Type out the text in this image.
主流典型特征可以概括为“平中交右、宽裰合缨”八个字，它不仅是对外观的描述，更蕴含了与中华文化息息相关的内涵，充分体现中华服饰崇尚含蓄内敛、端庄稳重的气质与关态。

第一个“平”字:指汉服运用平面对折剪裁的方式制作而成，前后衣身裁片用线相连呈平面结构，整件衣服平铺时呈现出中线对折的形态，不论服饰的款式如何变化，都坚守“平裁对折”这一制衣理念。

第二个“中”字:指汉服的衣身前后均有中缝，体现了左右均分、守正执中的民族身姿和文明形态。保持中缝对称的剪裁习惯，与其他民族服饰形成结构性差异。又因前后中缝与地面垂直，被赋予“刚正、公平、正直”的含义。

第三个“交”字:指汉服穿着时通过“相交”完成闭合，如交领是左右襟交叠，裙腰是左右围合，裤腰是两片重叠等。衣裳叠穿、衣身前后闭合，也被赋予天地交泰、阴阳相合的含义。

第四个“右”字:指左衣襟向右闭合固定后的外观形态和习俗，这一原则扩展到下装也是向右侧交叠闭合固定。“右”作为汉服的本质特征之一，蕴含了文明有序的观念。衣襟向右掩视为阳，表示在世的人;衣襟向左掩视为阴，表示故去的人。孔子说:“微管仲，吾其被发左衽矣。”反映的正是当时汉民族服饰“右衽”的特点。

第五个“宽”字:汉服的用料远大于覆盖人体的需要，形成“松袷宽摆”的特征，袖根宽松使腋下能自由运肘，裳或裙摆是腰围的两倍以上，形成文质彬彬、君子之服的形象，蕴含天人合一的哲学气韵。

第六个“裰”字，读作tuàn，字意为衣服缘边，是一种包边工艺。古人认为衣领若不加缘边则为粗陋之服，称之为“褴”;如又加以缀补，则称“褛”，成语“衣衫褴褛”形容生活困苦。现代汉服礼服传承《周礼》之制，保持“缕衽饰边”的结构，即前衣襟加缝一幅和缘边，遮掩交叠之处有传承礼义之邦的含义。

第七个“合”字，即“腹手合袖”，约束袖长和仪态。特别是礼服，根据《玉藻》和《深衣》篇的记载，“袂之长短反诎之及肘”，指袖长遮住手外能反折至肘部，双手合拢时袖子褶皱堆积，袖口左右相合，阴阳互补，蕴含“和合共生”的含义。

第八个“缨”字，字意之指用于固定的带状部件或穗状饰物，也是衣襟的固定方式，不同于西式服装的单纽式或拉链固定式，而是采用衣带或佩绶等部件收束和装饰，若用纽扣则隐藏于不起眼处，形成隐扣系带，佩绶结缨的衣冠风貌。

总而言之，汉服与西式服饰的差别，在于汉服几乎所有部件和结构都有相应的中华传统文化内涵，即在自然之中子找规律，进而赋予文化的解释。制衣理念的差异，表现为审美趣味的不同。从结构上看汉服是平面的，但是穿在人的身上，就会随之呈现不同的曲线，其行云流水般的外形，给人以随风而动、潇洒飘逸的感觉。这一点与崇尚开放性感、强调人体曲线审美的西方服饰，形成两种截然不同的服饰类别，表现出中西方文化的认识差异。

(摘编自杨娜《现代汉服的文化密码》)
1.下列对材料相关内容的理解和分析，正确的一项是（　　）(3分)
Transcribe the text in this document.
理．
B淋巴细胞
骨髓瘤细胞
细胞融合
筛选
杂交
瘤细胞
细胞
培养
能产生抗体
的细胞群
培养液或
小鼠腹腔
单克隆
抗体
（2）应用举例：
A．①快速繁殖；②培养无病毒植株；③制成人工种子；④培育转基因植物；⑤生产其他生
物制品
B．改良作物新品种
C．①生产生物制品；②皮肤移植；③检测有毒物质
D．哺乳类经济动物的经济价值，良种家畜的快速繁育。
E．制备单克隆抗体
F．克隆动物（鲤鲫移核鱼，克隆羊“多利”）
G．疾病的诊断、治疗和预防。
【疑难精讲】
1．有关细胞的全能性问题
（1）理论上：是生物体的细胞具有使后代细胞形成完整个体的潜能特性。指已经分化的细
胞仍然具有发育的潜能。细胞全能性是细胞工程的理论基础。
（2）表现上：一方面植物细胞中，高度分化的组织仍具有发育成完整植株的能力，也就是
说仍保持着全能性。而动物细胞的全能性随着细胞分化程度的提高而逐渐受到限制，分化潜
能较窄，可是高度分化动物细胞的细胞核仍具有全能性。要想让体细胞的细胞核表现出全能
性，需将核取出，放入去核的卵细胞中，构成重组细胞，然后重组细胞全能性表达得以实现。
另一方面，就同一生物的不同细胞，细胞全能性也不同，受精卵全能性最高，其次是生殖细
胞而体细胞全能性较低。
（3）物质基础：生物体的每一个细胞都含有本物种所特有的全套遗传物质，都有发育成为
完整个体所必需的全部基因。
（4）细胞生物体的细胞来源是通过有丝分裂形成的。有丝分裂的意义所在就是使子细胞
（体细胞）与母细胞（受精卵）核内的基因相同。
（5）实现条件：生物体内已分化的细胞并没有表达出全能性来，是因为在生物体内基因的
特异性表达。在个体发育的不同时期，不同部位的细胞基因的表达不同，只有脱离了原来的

◇ ◇ ◇

Repeat the records above exactly as they appear.

Type out the text in this image.
主流典型特征可以概括为“平中交右、宽裰合缨”八个字，它不仅是对外观的描述，更蕴含了与中华文化息息相关的内涵，充分体现中华服饰崇尚含蓄内敛、端庄稳重的气质与关态。

第一个“平”字:指汉服运用平面对折剪裁的方式制作而成，前后衣身裁片用线相连呈平面结构，整件衣服平铺时呈现出中线对折的形态，不论服饰的款式如何变化，都坚守“平裁对折”这一制衣理念。

第二个“中”字:指汉服的衣身前后均有中缝，体现了左右均分、守正执中的民族身姿和文明形态。保持中缝对称的剪裁习惯，与其他民族服饰形成结构性差异。又因前后中缝与地面垂直，被赋予“刚正、公平、正直”的含义。

第三个“交”字:指汉服穿着时通过“相交”完成闭合，如交领是左右襟交叠，裙腰是左右围合，裤腰是两片重叠等。衣裳叠穿、衣身前后闭合，也被赋予天地交泰、阴阳相合的含义。

第四个“右”字:指左衣襟向右闭合固定后的外观形态和习俗，这一原则扩展到下装也是向右侧交叠闭合固定。“右”作为汉服的本质特征之一，蕴含了文明有序的观念。衣襟向右掩视为阳，表示在世的人;衣襟向左掩视为阴，表示故去的人。孔子说:“微管仲，吾其被发左衽矣。”反映的正是当时汉民族服饰“右衽”的特点。

第五个“宽”字:汉服的用料远大于覆盖人体的需要，形成“松袷宽摆”的特征，袖根宽松使腋下能自由运肘，裳或裙摆是腰围的两倍以上，形成文质彬彬、君子之服的形象，蕴含天人合一的哲学气韵。

第六个“裰”字，读作tuàn，字意为衣服缘边，是一种包边工艺。古人认为衣领若不加缘边则为粗陋之服，称之为“褴”;如又加以缀补，则称“褛”，成语“衣衫褴褛”形容生活困苦。现代汉服礼服传承《周礼》之制，保持“缕衽饰边”的结构，即前衣襟加缝一幅和缘边，遮掩交叠之处有传承礼义之邦的含义。

第七个“合”字，即“腹手合袖”，约束袖长和仪态。特别是礼服，根据《玉藻》和《深衣》篇的记载，“袂之长短反诎之及肘”，指袖长遮住手外能反折至肘部，双手合拢时袖子褶皱堆积，袖口左右相合，阴阳互补，蕴含“和合共生”的含义。

第八个“缨”字，字意之指用于固定的带状部件或穗状饰物，也是衣襟的固定方式，不同于西式服装的单纽式或拉链固定式，而是采用衣带或佩绶等部件收束和装饰，若用纽扣则隐藏于不起眼处，形成隐扣系带，佩绶结缨的衣冠风貌。

总而言之，汉服与西式服饰的差别，在于汉服几乎所有部件和结构都有相应的中华传统文化内涵，即在自然之中子找规律，进而赋予文化的解释。制衣理念的差异，表现为审美趣味的不同。从结构上看汉服是平面的，但是穿在人的身上，就会随之呈现不同的曲线，其行云流水般的外形，给人以随风而动、潇洒飘逸的感觉。这一点与崇尚开放性感、强调人体曲线审美的西方服饰，形成两种截然不同的服饰类别，表现出中西方文化的认识差异。

(摘编自杨娜《现代汉服的文化密码》)
1.下列对材料相关内容的理解和分析，正确的一项是（　　）(3分)
Transcribe the text in this document.
理．
B淋巴细胞
骨髓瘤细胞
细胞融合
筛选
杂交
瘤细胞
细胞
培养
能产生抗体
的细胞群
培养液或
小鼠腹腔
单克隆
抗体
（2）应用举例：
A．①快速繁殖；②培养无病毒植株；③制成人工种子；④培育转基因植物；⑤生产其他生
物制品
B．改良作物新品种
C．①生产生物制品；②皮肤移植；③检测有毒物质
D．哺乳类经济动物的经济价值，良种家畜的快速繁育。
E．制备单克隆抗体
F．克隆动物（鲤鲫移核鱼，克隆羊“多利”）
G．疾病的诊断、治疗和预防。
【疑难精讲】
1．有关细胞的全能性问题
（1）理论上：是生物体的细胞具有使后代细胞形成完整个体的潜能特性。指已经分化的细
胞仍然具有发育的潜能。细胞全能性是细胞工程的理论基础。
（2）表现上：一方面植物细胞中，高度分化的组织仍具有发育成完整植株的能力，也就是
说仍保持着全能性。而动物细胞的全能性随着细胞分化程度的提高而逐渐受到限制，分化潜
能较窄，可是高度分化动物细胞的细胞核仍具有全能性。要想让体细胞的细胞核表现出全能
性，需将核取出，放入去核的卵细胞中，构成重组细胞，然后重组细胞全能性表达得以实现。
另一方面，就同一生物的不同细胞，细胞全能性也不同，受精卵全能性最高，其次是生殖细
胞而体细胞全能性较低。
（3）物质基础：生物体的每一个细胞都含有本物种所特有的全套遗传物质，都有发育成为
完整个体所必需的全部基因。
（4）细胞生物体的细胞来源是通过有丝分裂形成的。有丝分裂的意义所在就是使子细胞
（体细胞）与母细胞（受精卵）核内的基因相同。
（5）实现条件：生物体内已分化的细胞并没有表达出全能性来，是因为在生物体内基因的
特异性表达。在个体发育的不同时期，不同部位的细胞基因的表达不同，只有脱离了原来的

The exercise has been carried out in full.